Reproduce, word for word, the portion of the Hermes Caleche text that runs from "My sister and I were over" up to and including "the base notes.".

__TEXT EXCERPT__.

•••••

Hermes Caleche

My tiny flacon.

By March

My dad died on the 13th. He had a fantastic run – 93 years, most of them healthy, still living in the home my sister and I grew up in. We’re all local so when it came time to call hospice, it was easier (as far as these things go) than coping with the situation from out of state. My dad’s caregiver called us early that Friday morning and suggested we get over there quickly. My sister and I were with him all morning, talking to him and holding his hand, until he drifted away. We buried him last Wednesday. I did the flowers, and we read some poems which I’ll paste in here. Mostly I’m grateful (all those extra decades of time!), although I have those pangs of grief when I see something about astronomy or another topic of interest and realize I can’t call him any more to discuss it.

My sister and I were over there rooting around, doing a little necessary cleanup, and I found tucked into a decorative box a small flacon of Hermes Caleche (labeled parfum). I have no idea how it got there, or why; I guarantee you my dad never set foot in Hermes. That flacon must have been there for decades, baking in the heat of the upstairs bedroom. I opened it and threw some on (why not?) figuring it would be terrible, but I held out hope for the base notes.

It’s fantastic. Truly. I’m not even sure I’ve smelled Caleche while paying attention; Kelly Caleche is more “me.” Also looking at their website I don’t see any Caleche parfum available, which confuses me, although maybe they have it in the store? Caleche came out right around the time my parents bought their house, and that wee flacon has probably been there for most of that time (maybe my mom got it from someone in a housewarming gift? She wouldn’t have wandered into Hermes either.)

•••••

__INFORMATION SUPPLIED__.

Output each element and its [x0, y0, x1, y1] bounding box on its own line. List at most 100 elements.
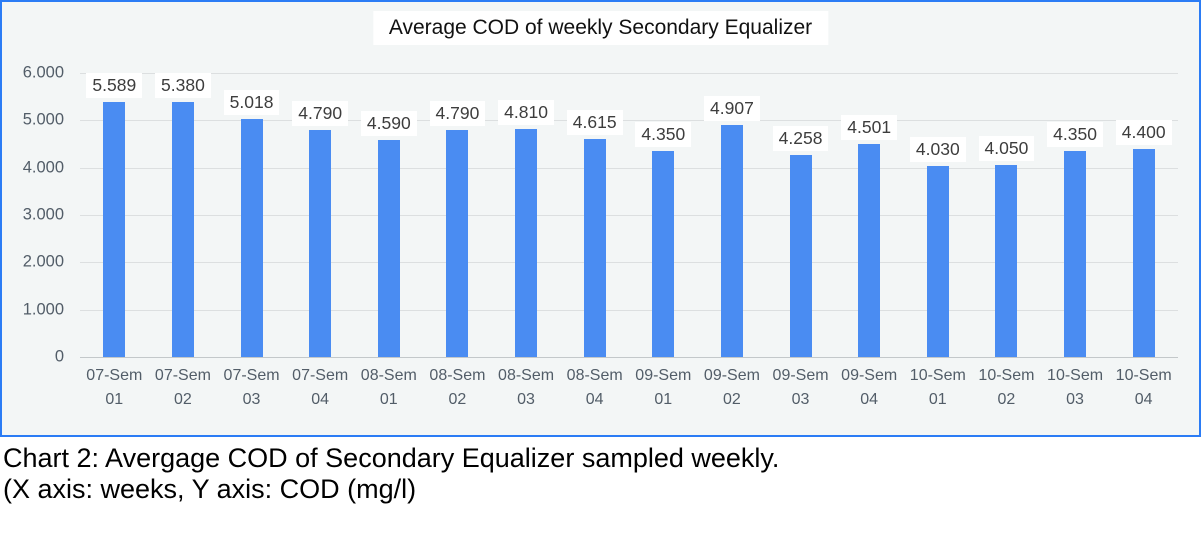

•••••

__TASK OUTPUT__.
My sister and I were over there rooting around, doing a little necessary cleanup, and I found tucked into a decorative box a small flacon of Hermes Caleche (labeled parfum). I have no idea how it got there, or why; I guarantee you my dad never set foot in Hermes. That flacon must have been there for decades, baking in the heat of the upstairs bedroom. I opened it and threw some on (why not?) figuring it would be terrible, but I held out hope for the base notes.